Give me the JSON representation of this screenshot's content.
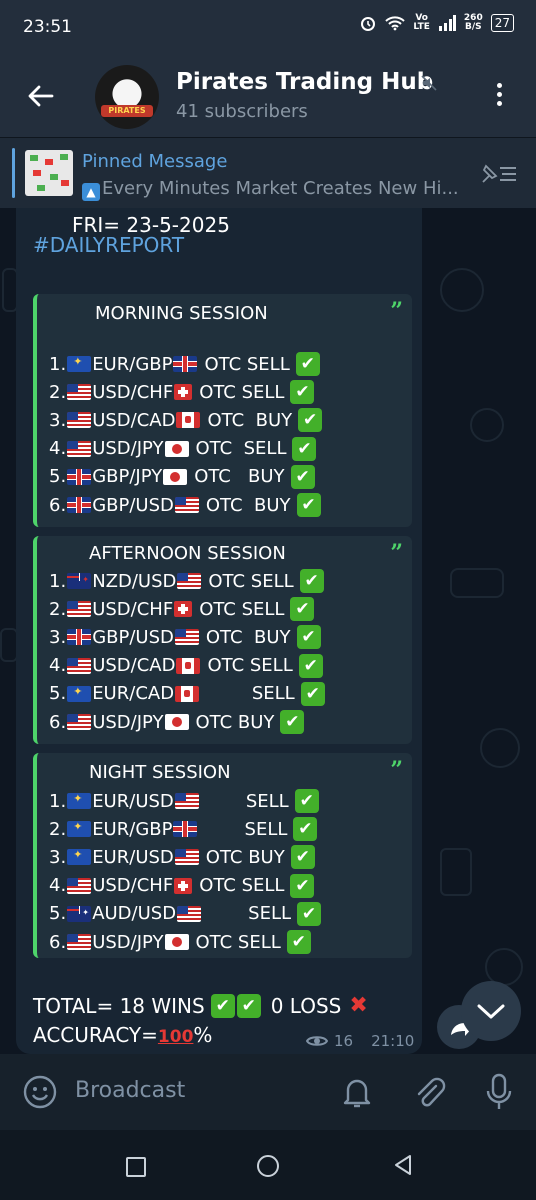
{
  "status": {
    "time": "23:51",
    "net_top": "Vo",
    "net_bottom": "LTE",
    "speed_top": "260",
    "speed_bottom": "B/S",
    "battery": "27"
  },
  "channel": {
    "title": "Pirates Trading Hub",
    "subtitle": "41 subscribers",
    "avatar_text": "PIRATES"
  },
  "pinned": {
    "label": "Pinned Message",
    "text": "Every Minutes Market Creates New Hi..."
  },
  "message": {
    "date_line": "FRI= 23-5-2025",
    "hashtag": "#DAILYREPORT",
    "sessions": [
      {
        "title": "MORNING SESSION",
        "rows": [
          {
            "num": "1.",
            "a": "EUR",
            "b": "GBP",
            "fa": "eu",
            "fb": "gb",
            "side": "OTC SELL"
          },
          {
            "num": "2.",
            "a": "USD",
            "b": "CHF",
            "fa": "us",
            "fb": "ch",
            "side": "OTC SELL"
          },
          {
            "num": "3.",
            "a": "USD",
            "b": "CAD",
            "fa": "us",
            "fb": "ca",
            "side": "OTC  BUY"
          },
          {
            "num": "4.",
            "a": "USD",
            "b": "JPY",
            "fa": "us",
            "fb": "jp",
            "side": "OTC  SELL"
          },
          {
            "num": "5.",
            "a": "GBP",
            "b": "JPY",
            "fa": "gb",
            "fb": "jp",
            "side": "OTC   BUY"
          },
          {
            "num": "6.",
            "a": "GBP",
            "b": "USD",
            "fa": "gb",
            "fb": "us",
            "side": "OTC  BUY"
          }
        ]
      },
      {
        "title": "AFTERNOON SESSION",
        "rows": [
          {
            "num": "1.",
            "a": "NZD",
            "b": "USD",
            "fa": "nz",
            "fb": "us",
            "side": "OTC SELL"
          },
          {
            "num": "2.",
            "a": "USD",
            "b": "CHF",
            "fa": "us",
            "fb": "ch",
            "side": "OTC SELL"
          },
          {
            "num": "3.",
            "a": "GBP",
            "b": "USD",
            "fa": "gb",
            "fb": "us",
            "side": "OTC  BUY"
          },
          {
            "num": "4.",
            "a": "USD",
            "b": "CAD",
            "fa": "us",
            "fb": "ca",
            "side": "OTC SELL"
          },
          {
            "num": "5.",
            "a": "EUR",
            "b": "CAD",
            "fa": "eu",
            "fb": "ca",
            "side": "        SELL"
          },
          {
            "num": "6.",
            "a": "USD",
            "b": "JPY",
            "fa": "us",
            "fb": "jp",
            "side": "OTC BUY"
          }
        ]
      },
      {
        "title": "NIGHT SESSION",
        "rows": [
          {
            "num": "1.",
            "a": "EUR",
            "b": "USD",
            "fa": "eu",
            "fb": "us",
            "side": "       SELL"
          },
          {
            "num": "2.",
            "a": "EUR",
            "b": "GBP",
            "fa": "eu",
            "fb": "gb",
            "side": "       SELL"
          },
          {
            "num": "3.",
            "a": "EUR",
            "b": "USD",
            "fa": "eu",
            "fb": "us",
            "side": "OTC BUY"
          },
          {
            "num": "4.",
            "a": "USD",
            "b": "CHF",
            "fa": "us",
            "fb": "ch",
            "side": "OTC SELL"
          },
          {
            "num": "5.",
            "a": "AUD",
            "b": "USD",
            "fa": "au",
            "fb": "us",
            "side": "       SELL"
          },
          {
            "num": "6.",
            "a": "USD",
            "b": "JPY",
            "fa": "us",
            "fb": "jp",
            "side": "OTC SELL"
          }
        ]
      }
    ],
    "quote_mark": "”",
    "check_symbol": "✔",
    "total_text": "TOTAL= 18 WINS",
    "loss_text": "0 LOSS",
    "cross_symbol": "✖",
    "accuracy_text": "ACCURACY=",
    "accuracy_value": "100",
    "percent": "%",
    "views": "16",
    "time": "21:10"
  },
  "input": {
    "placeholder": "Broadcast"
  },
  "icons": [
    "back-arrow-icon",
    "mute-icon",
    "more-vertical-icon",
    "pinned-list-icon",
    "emoji-icon",
    "bell-icon",
    "attach-icon",
    "mic-icon",
    "eye-icon",
    "share-icon",
    "chevron-down-icon"
  ],
  "colors": {
    "accent": "#5fa3de",
    "quote_bar": "#4ed46a",
    "check": "#43b02a",
    "cross": "#e53935"
  }
}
- - -
Transcribe the entries above verbatim, omitting their pictures.

* Solution to this exercise
Give me the JSON representation of this screenshot's content.
{
  "status": {
    "time": "23:51",
    "net_top": "Vo",
    "net_bottom": "LTE",
    "speed_top": "260",
    "speed_bottom": "B/S",
    "battery": "27"
  },
  "channel": {
    "title": "Pirates Trading Hub",
    "subtitle": "41 subscribers",
    "avatar_text": "PIRATES"
  },
  "pinned": {
    "label": "Pinned Message",
    "text": "Every Minutes Market Creates New Hi..."
  },
  "message": {
    "date_line": "FRI= 23-5-2025",
    "hashtag": "#DAILYREPORT",
    "sessions": [
      {
        "title": "MORNING SESSION",
        "rows": [
          {
            "num": "1.",
            "a": "EUR",
            "b": "GBP",
            "fa": "eu",
            "fb": "gb",
            "side": "OTC SELL"
          },
          {
            "num": "2.",
            "a": "USD",
            "b": "CHF",
            "fa": "us",
            "fb": "ch",
            "side": "OTC SELL"
          },
          {
            "num": "3.",
            "a": "USD",
            "b": "CAD",
            "fa": "us",
            "fb": "ca",
            "side": "OTC  BUY"
          },
          {
            "num": "4.",
            "a": "USD",
            "b": "JPY",
            "fa": "us",
            "fb": "jp",
            "side": "OTC  SELL"
          },
          {
            "num": "5.",
            "a": "GBP",
            "b": "JPY",
            "fa": "gb",
            "fb": "jp",
            "side": "OTC   BUY"
          },
          {
            "num": "6.",
            "a": "GBP",
            "b": "USD",
            "fa": "gb",
            "fb": "us",
            "side": "OTC  BUY"
          }
        ]
      },
      {
        "title": "AFTERNOON SESSION",
        "rows": [
          {
            "num": "1.",
            "a": "NZD",
            "b": "USD",
            "fa": "nz",
            "fb": "us",
            "side": "OTC SELL"
          },
          {
            "num": "2.",
            "a": "USD",
            "b": "CHF",
            "fa": "us",
            "fb": "ch",
            "side": "OTC SELL"
          },
          {
            "num": "3.",
            "a": "GBP",
            "b": "USD",
            "fa": "gb",
            "fb": "us",
            "side": "OTC  BUY"
          },
          {
            "num": "4.",
            "a": "USD",
            "b": "CAD",
            "fa": "us",
            "fb": "ca",
            "side": "OTC SELL"
          },
          {
            "num": "5.",
            "a": "EUR",
            "b": "CAD",
            "fa": "eu",
            "fb": "ca",
            "side": "        SELL"
          },
          {
            "num": "6.",
            "a": "USD",
            "b": "JPY",
            "fa": "us",
            "fb": "jp",
            "side": "OTC BUY"
          }
        ]
      },
      {
        "title": "NIGHT SESSION",
        "rows": [
          {
            "num": "1.",
            "a": "EUR",
            "b": "USD",
            "fa": "eu",
            "fb": "us",
            "side": "       SELL"
          },
          {
            "num": "2.",
            "a": "EUR",
            "b": "GBP",
            "fa": "eu",
            "fb": "gb",
            "side": "       SELL"
          },
          {
            "num": "3.",
            "a": "EUR",
            "b": "USD",
            "fa": "eu",
            "fb": "us",
            "side": "OTC BUY"
          },
          {
            "num": "4.",
            "a": "USD",
            "b": "CHF",
            "fa": "us",
            "fb": "ch",
            "side": "OTC SELL"
          },
          {
            "num": "5.",
            "a": "AUD",
            "b": "USD",
            "fa": "au",
            "fb": "us",
            "side": "       SELL"
          },
          {
            "num": "6.",
            "a": "USD",
            "b": "JPY",
            "fa": "us",
            "fb": "jp",
            "side": "OTC SELL"
          }
        ]
      }
    ],
    "quote_mark": "”",
    "check_symbol": "✔",
    "total_text": "TOTAL= 18 WINS",
    "loss_text": "0 LOSS",
    "cross_symbol": "✖",
    "accuracy_text": "ACCURACY=",
    "accuracy_value": "100",
    "percent": "%",
    "views": "16",
    "time": "21:10"
  },
  "input": {
    "placeholder": "Broadcast"
  },
  "icons": [
    "back-arrow-icon",
    "mute-icon",
    "more-vertical-icon",
    "pinned-list-icon",
    "emoji-icon",
    "bell-icon",
    "attach-icon",
    "mic-icon",
    "eye-icon",
    "share-icon",
    "chevron-down-icon"
  ],
  "colors": {
    "accent": "#5fa3de",
    "quote_bar": "#4ed46a",
    "check": "#43b02a",
    "cross": "#e53935"
  }
}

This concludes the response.